> [ENTRIES SUPPLIED]

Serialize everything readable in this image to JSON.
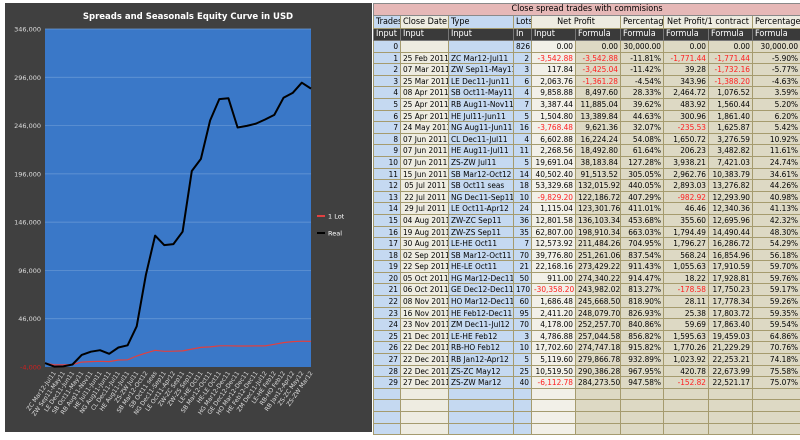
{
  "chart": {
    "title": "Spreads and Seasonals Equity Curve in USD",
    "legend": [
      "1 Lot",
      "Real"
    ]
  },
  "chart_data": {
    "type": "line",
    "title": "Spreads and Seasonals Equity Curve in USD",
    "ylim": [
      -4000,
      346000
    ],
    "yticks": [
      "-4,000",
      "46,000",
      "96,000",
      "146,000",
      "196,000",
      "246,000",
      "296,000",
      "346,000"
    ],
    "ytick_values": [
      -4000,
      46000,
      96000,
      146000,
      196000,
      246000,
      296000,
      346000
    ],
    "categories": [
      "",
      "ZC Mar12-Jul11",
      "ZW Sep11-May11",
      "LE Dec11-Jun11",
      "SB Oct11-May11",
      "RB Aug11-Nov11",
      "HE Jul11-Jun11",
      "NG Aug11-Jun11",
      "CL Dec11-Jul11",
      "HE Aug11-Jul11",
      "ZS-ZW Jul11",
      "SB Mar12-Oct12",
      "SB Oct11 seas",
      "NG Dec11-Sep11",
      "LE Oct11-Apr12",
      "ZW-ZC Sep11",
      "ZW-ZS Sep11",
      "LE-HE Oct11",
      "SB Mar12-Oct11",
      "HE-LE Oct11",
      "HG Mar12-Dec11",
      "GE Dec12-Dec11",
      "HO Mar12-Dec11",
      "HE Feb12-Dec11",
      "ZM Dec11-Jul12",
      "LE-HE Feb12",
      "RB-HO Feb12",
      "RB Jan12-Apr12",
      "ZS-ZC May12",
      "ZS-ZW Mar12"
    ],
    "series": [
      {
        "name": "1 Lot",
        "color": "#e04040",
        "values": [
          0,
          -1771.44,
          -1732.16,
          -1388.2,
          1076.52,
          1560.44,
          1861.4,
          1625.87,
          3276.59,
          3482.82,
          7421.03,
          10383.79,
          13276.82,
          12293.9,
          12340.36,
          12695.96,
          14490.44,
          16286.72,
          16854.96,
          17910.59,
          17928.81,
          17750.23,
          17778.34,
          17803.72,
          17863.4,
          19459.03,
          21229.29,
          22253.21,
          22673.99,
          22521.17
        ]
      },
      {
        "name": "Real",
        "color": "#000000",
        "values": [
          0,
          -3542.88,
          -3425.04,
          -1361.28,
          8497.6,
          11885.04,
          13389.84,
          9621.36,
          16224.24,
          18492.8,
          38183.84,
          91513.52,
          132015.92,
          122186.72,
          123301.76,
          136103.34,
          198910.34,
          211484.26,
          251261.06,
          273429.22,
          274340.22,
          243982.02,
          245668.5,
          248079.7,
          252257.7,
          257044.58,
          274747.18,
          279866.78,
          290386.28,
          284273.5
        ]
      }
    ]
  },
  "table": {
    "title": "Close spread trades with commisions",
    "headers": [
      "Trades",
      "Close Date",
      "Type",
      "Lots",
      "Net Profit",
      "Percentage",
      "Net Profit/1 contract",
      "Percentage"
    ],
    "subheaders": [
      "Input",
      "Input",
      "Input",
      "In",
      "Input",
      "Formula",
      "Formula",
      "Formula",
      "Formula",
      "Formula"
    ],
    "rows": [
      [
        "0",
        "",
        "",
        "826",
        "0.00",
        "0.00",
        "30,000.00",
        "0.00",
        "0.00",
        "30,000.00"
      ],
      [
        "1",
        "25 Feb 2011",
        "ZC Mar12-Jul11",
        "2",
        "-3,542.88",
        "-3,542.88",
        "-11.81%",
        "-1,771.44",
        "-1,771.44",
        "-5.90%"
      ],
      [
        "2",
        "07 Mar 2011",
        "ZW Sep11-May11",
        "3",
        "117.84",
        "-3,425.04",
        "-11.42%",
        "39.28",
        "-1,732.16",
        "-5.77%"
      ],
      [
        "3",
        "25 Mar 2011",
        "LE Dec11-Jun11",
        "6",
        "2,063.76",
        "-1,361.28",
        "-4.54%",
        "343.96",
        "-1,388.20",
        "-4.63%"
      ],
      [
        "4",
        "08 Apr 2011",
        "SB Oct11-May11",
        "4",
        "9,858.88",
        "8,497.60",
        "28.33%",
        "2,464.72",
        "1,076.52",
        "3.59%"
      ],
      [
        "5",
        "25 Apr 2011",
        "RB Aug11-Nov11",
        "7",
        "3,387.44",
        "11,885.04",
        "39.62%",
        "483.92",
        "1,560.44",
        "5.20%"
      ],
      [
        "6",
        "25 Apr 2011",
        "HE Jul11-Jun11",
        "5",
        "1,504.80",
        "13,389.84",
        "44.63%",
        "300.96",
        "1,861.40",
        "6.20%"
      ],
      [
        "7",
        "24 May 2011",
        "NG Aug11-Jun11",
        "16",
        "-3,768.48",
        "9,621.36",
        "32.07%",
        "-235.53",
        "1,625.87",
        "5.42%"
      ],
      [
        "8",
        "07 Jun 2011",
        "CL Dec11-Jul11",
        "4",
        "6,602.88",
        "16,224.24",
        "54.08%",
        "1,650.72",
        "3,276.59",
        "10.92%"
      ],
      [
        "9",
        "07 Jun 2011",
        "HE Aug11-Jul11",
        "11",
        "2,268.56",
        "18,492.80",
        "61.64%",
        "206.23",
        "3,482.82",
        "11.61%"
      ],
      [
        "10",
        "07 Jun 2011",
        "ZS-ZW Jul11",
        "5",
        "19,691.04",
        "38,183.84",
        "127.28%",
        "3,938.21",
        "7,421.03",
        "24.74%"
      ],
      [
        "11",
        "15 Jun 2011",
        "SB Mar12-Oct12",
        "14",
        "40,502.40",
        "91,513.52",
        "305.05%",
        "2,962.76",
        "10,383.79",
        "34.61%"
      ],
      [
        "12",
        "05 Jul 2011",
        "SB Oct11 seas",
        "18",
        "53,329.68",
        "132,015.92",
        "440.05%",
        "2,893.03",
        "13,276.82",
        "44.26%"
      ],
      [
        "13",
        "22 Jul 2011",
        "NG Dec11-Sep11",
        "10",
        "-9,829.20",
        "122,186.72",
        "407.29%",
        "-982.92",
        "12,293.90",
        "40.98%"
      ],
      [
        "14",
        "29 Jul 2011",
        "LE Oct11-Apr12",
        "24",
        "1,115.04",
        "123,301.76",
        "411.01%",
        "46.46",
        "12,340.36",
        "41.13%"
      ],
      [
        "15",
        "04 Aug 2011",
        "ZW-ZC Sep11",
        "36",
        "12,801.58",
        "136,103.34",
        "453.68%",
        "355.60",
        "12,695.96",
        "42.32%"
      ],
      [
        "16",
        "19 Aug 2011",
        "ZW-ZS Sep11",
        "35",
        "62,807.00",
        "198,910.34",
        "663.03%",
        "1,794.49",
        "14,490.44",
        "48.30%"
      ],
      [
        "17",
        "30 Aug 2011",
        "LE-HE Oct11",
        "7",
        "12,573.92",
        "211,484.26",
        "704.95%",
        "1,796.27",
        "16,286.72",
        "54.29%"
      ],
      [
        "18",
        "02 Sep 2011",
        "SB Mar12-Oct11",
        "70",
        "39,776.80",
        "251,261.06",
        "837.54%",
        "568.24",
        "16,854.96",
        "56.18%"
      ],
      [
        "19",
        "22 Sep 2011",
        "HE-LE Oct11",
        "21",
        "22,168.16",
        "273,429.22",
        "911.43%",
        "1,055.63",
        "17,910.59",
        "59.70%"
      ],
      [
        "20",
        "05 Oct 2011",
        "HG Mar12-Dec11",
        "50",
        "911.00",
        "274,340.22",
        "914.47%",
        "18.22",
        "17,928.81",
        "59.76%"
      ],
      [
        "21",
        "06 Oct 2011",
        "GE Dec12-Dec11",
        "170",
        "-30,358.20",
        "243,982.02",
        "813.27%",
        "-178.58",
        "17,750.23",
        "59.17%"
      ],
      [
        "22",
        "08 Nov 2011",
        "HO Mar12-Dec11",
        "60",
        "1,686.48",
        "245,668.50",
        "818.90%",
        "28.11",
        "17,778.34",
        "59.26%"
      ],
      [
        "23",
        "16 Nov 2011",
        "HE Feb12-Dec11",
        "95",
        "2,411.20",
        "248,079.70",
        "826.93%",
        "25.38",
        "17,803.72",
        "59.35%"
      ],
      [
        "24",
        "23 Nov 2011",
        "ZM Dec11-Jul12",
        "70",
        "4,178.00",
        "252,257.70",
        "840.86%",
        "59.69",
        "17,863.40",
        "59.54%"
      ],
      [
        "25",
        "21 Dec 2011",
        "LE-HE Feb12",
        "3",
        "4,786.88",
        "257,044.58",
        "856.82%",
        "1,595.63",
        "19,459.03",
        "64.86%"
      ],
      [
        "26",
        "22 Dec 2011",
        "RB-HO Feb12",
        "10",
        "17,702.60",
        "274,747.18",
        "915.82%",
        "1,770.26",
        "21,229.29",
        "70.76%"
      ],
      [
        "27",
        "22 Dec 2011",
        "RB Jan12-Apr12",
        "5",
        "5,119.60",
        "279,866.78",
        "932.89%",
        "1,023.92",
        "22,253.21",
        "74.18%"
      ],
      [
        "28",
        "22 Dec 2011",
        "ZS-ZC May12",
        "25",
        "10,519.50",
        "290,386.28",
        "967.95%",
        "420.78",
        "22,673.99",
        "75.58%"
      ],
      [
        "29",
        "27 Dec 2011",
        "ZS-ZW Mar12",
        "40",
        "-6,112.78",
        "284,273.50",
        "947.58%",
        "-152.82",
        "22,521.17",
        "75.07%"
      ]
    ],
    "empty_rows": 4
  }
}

> [YOUR INSTRUCTIONS] Locate the lines above that contain "Close" and copy them.

> [RIGHT ANSWER]
    "title": "Close spread trades with commisions",
      "Close Date",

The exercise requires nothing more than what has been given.